[START OF Data excerpts]

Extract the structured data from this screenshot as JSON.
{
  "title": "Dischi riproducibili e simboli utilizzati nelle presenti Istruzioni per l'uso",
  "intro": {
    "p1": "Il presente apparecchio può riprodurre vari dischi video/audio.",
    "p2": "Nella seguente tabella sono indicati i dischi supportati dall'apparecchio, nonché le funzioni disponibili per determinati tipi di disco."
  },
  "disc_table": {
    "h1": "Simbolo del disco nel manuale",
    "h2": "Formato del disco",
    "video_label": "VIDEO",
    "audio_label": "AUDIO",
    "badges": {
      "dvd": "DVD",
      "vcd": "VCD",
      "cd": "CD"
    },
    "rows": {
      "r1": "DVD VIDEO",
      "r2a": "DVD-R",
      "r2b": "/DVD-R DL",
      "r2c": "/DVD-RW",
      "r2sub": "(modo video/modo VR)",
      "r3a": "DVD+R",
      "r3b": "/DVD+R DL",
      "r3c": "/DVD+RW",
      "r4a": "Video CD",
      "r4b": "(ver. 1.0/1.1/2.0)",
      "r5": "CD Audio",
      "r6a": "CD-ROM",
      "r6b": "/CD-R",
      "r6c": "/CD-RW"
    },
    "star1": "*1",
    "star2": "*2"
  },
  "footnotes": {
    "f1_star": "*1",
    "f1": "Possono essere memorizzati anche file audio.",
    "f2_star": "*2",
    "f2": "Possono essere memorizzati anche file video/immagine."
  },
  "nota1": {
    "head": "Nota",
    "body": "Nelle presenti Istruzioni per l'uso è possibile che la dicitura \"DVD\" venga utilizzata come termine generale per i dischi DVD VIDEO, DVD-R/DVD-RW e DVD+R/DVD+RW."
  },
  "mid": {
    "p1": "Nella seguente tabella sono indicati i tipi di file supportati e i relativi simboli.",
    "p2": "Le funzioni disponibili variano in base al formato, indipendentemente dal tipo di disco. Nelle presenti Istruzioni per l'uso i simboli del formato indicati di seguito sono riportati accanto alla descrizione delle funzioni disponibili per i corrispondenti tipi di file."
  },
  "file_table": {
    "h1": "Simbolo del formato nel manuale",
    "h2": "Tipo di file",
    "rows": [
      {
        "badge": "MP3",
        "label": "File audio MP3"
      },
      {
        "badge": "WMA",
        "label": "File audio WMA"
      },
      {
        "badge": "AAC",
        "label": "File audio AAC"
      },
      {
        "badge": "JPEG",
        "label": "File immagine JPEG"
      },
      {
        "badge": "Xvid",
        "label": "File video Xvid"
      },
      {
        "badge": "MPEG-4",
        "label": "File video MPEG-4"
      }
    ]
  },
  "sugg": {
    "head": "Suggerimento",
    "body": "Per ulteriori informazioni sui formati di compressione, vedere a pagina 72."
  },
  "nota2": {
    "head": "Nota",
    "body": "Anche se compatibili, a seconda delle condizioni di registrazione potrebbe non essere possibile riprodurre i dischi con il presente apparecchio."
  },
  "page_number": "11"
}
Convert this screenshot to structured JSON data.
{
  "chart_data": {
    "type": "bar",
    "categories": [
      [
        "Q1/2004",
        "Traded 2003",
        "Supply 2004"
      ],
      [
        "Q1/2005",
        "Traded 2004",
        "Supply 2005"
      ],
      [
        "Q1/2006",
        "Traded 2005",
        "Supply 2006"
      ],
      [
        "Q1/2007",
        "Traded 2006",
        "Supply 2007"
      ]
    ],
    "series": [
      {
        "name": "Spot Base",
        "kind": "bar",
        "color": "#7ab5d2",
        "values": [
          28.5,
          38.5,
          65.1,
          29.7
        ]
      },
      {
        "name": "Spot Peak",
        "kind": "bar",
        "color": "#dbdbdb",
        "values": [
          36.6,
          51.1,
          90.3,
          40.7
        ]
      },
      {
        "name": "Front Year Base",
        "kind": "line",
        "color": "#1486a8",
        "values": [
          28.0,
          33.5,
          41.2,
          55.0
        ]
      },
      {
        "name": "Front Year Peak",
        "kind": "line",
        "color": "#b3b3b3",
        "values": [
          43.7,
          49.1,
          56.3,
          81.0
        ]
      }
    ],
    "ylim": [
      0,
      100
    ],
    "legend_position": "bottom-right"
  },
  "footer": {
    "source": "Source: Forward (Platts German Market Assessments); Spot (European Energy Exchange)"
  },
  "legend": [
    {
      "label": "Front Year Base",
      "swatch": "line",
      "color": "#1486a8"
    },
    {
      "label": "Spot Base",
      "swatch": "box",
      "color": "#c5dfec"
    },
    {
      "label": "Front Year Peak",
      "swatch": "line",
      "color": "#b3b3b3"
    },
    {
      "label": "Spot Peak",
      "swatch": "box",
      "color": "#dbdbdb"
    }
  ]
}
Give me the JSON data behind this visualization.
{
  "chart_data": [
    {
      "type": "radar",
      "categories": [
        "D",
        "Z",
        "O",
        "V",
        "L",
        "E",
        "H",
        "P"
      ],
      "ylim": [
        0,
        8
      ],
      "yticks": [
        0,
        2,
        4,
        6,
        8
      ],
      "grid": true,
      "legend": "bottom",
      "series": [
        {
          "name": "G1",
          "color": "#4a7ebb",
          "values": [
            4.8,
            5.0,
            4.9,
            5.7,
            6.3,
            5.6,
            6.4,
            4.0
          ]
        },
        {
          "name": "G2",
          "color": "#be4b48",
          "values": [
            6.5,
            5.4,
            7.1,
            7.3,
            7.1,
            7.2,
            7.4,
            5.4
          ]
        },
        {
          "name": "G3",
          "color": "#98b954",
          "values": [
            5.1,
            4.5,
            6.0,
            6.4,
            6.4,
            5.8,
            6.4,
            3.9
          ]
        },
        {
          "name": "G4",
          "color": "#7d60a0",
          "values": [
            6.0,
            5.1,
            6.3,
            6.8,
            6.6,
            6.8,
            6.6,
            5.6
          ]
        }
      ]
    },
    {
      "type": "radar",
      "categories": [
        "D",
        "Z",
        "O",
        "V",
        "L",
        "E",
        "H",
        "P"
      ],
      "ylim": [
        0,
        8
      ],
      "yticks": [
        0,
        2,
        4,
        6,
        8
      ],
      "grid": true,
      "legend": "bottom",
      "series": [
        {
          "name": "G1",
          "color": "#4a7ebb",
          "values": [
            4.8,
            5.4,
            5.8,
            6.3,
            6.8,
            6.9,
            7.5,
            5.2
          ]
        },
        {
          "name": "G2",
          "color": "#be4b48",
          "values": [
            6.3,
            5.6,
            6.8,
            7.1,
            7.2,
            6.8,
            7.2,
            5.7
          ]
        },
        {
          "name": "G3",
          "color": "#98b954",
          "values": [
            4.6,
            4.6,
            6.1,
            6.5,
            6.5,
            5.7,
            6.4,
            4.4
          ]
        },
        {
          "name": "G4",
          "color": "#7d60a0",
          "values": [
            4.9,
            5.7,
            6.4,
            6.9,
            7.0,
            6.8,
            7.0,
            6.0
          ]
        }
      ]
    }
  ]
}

[END OF Data excerpts]

* **Given request**
The records above must be output exactly, in full.

* **Answer**
Extract the structured data from this screenshot as JSON.
{
  "title": "Dischi riproducibili e simboli utilizzati nelle presenti Istruzioni per l'uso",
  "intro": {
    "p1": "Il presente apparecchio può riprodurre vari dischi video/audio.",
    "p2": "Nella seguente tabella sono indicati i dischi supportati dall'apparecchio, nonché le funzioni disponibili per determinati tipi di disco."
  },
  "disc_table": {
    "h1": "Simbolo del disco nel manuale",
    "h2": "Formato del disco",
    "video_label": "VIDEO",
    "audio_label": "AUDIO",
    "badges": {
      "dvd": "DVD",
      "vcd": "VCD",
      "cd": "CD"
    },
    "rows": {
      "r1": "DVD VIDEO",
      "r2a": "DVD-R",
      "r2b": "/DVD-R DL",
      "r2c": "/DVD-RW",
      "r2sub": "(modo video/modo VR)",
      "r3a": "DVD+R",
      "r3b": "/DVD+R DL",
      "r3c": "/DVD+RW",
      "r4a": "Video CD",
      "r4b": "(ver. 1.0/1.1/2.0)",
      "r5": "CD Audio",
      "r6a": "CD-ROM",
      "r6b": "/CD-R",
      "r6c": "/CD-RW"
    },
    "star1": "*1",
    "star2": "*2"
  },
  "footnotes": {
    "f1_star": "*1",
    "f1": "Possono essere memorizzati anche file audio.",
    "f2_star": "*2",
    "f2": "Possono essere memorizzati anche file video/immagine."
  },
  "nota1": {
    "head": "Nota",
    "body": "Nelle presenti Istruzioni per l'uso è possibile che la dicitura \"DVD\" venga utilizzata come termine generale per i dischi DVD VIDEO, DVD-R/DVD-RW e DVD+R/DVD+RW."
  },
  "mid": {
    "p1": "Nella seguente tabella sono indicati i tipi di file supportati e i relativi simboli.",
    "p2": "Le funzioni disponibili variano in base al formato, indipendentemente dal tipo di disco. Nelle presenti Istruzioni per l'uso i simboli del formato indicati di seguito sono riportati accanto alla descrizione delle funzioni disponibili per i corrispondenti tipi di file."
  },
  "file_table": {
    "h1": "Simbolo del formato nel manuale",
    "h2": "Tipo di file",
    "rows": [
      {
        "badge": "MP3",
        "label": "File audio MP3"
      },
      {
        "badge": "WMA",
        "label": "File audio WMA"
      },
      {
        "badge": "AAC",
        "label": "File audio AAC"
      },
      {
        "badge": "JPEG",
        "label": "File immagine JPEG"
      },
      {
        "badge": "Xvid",
        "label": "File video Xvid"
      },
      {
        "badge": "MPEG-4",
        "label": "File video MPEG-4"
      }
    ]
  },
  "sugg": {
    "head": "Suggerimento",
    "body": "Per ulteriori informazioni sui formati di compressione, vedere a pagina 72."
  },
  "nota2": {
    "head": "Nota",
    "body": "Anche se compatibili, a seconda delle condizioni di registrazione potrebbe non essere possibile riprodurre i dischi con il presente apparecchio."
  },
  "page_number": "11"
}
Convert this screenshot to structured JSON data.
{
  "chart_data": {
    "type": "bar",
    "categories": [
      [
        "Q1/2004",
        "Traded 2003",
        "Supply 2004"
      ],
      [
        "Q1/2005",
        "Traded 2004",
        "Supply 2005"
      ],
      [
        "Q1/2006",
        "Traded 2005",
        "Supply 2006"
      ],
      [
        "Q1/2007",
        "Traded 2006",
        "Supply 2007"
      ]
    ],
    "series": [
      {
        "name": "Spot Base",
        "kind": "bar",
        "color": "#7ab5d2",
        "values": [
          28.5,
          38.5,
          65.1,
          29.7
        ]
      },
      {
        "name": "Spot Peak",
        "kind": "bar",
        "color": "#dbdbdb",
        "values": [
          36.6,
          51.1,
          90.3,
          40.7
        ]
      },
      {
        "name": "Front Year Base",
        "kind": "line",
        "color": "#1486a8",
        "values": [
          28.0,
          33.5,
          41.2,
          55.0
        ]
      },
      {
        "name": "Front Year Peak",
        "kind": "line",
        "color": "#b3b3b3",
        "values": [
          43.7,
          49.1,
          56.3,
          81.0
        ]
      }
    ],
    "ylim": [
      0,
      100
    ],
    "legend_position": "bottom-right"
  },
  "footer": {
    "source": "Source: Forward (Platts German Market Assessments); Spot (European Energy Exchange)"
  },
  "legend": [
    {
      "label": "Front Year Base",
      "swatch": "line",
      "color": "#1486a8"
    },
    {
      "label": "Spot Base",
      "swatch": "box",
      "color": "#c5dfec"
    },
    {
      "label": "Front Year Peak",
      "swatch": "line",
      "color": "#b3b3b3"
    },
    {
      "label": "Spot Peak",
      "swatch": "box",
      "color": "#dbdbdb"
    }
  ]
}
Give me the JSON data behind this visualization.
{
  "chart_data": [
    {
      "type": "radar",
      "categories": [
        "D",
        "Z",
        "O",
        "V",
        "L",
        "E",
        "H",
        "P"
      ],
      "ylim": [
        0,
        8
      ],
      "yticks": [
        0,
        2,
        4,
        6,
        8
      ],
      "grid": true,
      "legend": "bottom",
      "series": [
        {
          "name": "G1",
          "color": "#4a7ebb",
          "values": [
            4.8,
            5.0,
            4.9,
            5.7,
            6.3,
            5.6,
            6.4,
            4.0
          ]
        },
        {
          "name": "G2",
          "color": "#be4b48",
          "values": [
            6.5,
            5.4,
            7.1,
            7.3,
            7.1,
            7.2,
            7.4,
            5.4
          ]
        },
        {
          "name": "G3",
          "color": "#98b954",
          "values": [
            5.1,
            4.5,
            6.0,
            6.4,
            6.4,
            5.8,
            6.4,
            3.9
          ]
        },
        {
          "name": "G4",
          "color": "#7d60a0",
          "values": [
            6.0,
            5.1,
            6.3,
            6.8,
            6.6,
            6.8,
            6.6,
            5.6
          ]
        }
      ]
    },
    {
      "type": "radar",
      "categories": [
        "D",
        "Z",
        "O",
        "V",
        "L",
        "E",
        "H",
        "P"
      ],
      "ylim": [
        0,
        8
      ],
      "yticks": [
        0,
        2,
        4,
        6,
        8
      ],
      "grid": true,
      "legend": "bottom",
      "series": [
        {
          "name": "G1",
          "color": "#4a7ebb",
          "values": [
            4.8,
            5.4,
            5.8,
            6.3,
            6.8,
            6.9,
            7.5,
            5.2
          ]
        },
        {
          "name": "G2",
          "color": "#be4b48",
          "values": [
            6.3,
            5.6,
            6.8,
            7.1,
            7.2,
            6.8,
            7.2,
            5.7
          ]
        },
        {
          "name": "G3",
          "color": "#98b954",
          "values": [
            4.6,
            4.6,
            6.1,
            6.5,
            6.5,
            5.7,
            6.4,
            4.4
          ]
        },
        {
          "name": "G4",
          "color": "#7d60a0",
          "values": [
            4.9,
            5.7,
            6.4,
            6.9,
            7.0,
            6.8,
            7.0,
            6.0
          ]
        }
      ]
    }
  ]
}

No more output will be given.